** LISTING **
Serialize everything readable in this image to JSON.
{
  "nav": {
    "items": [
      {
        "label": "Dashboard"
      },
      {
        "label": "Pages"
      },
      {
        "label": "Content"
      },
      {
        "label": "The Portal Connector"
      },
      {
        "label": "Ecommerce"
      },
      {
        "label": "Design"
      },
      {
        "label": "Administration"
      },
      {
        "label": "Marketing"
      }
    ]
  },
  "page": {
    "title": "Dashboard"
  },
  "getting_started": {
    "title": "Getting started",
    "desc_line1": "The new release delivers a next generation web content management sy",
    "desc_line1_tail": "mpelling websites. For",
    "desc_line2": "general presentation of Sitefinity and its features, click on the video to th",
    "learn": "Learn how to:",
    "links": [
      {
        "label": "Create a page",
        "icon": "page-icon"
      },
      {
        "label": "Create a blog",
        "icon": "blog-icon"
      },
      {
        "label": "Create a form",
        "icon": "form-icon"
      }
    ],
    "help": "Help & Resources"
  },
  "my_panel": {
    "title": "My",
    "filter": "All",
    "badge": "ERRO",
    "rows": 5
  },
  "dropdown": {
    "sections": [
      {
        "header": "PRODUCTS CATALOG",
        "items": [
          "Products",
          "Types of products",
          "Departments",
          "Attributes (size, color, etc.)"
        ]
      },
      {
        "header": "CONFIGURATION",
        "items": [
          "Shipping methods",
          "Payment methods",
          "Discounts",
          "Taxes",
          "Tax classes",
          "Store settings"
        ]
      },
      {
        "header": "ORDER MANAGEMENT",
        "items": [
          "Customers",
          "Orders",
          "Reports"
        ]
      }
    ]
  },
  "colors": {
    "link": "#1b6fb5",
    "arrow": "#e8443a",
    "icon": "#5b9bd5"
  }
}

** THE REQUEST **
Quote each line of the listing above exactly.

** WRITTEN REPLY **
Serialize everything readable in this image to JSON.
{
  "nav": {
    "items": [
      {
        "label": "Dashboard"
      },
      {
        "label": "Pages"
      },
      {
        "label": "Content"
      },
      {
        "label": "The Portal Connector"
      },
      {
        "label": "Ecommerce"
      },
      {
        "label": "Design"
      },
      {
        "label": "Administration"
      },
      {
        "label": "Marketing"
      }
    ]
  },
  "page": {
    "title": "Dashboard"
  },
  "getting_started": {
    "title": "Getting started",
    "desc_line1": "The new release delivers a next generation web content management sy",
    "desc_line1_tail": "mpelling websites. For",
    "desc_line2": "general presentation of Sitefinity and its features, click on the video to th",
    "learn": "Learn how to:",
    "links": [
      {
        "label": "Create a page",
        "icon": "page-icon"
      },
      {
        "label": "Create a blog",
        "icon": "blog-icon"
      },
      {
        "label": "Create a form",
        "icon": "form-icon"
      }
    ],
    "help": "Help & Resources"
  },
  "my_panel": {
    "title": "My",
    "filter": "All",
    "badge": "ERRO",
    "rows": 5
  },
  "dropdown": {
    "sections": [
      {
        "header": "PRODUCTS CATALOG",
        "items": [
          "Products",
          "Types of products",
          "Departments",
          "Attributes (size, color, etc.)"
        ]
      },
      {
        "header": "CONFIGURATION",
        "items": [
          "Shipping methods",
          "Payment methods",
          "Discounts",
          "Taxes",
          "Tax classes",
          "Store settings"
        ]
      },
      {
        "header": "ORDER MANAGEMENT",
        "items": [
          "Customers",
          "Orders",
          "Reports"
        ]
      }
    ]
  },
  "colors": {
    "link": "#1b6fb5",
    "arrow": "#e8443a",
    "icon": "#5b9bd5"
  }
}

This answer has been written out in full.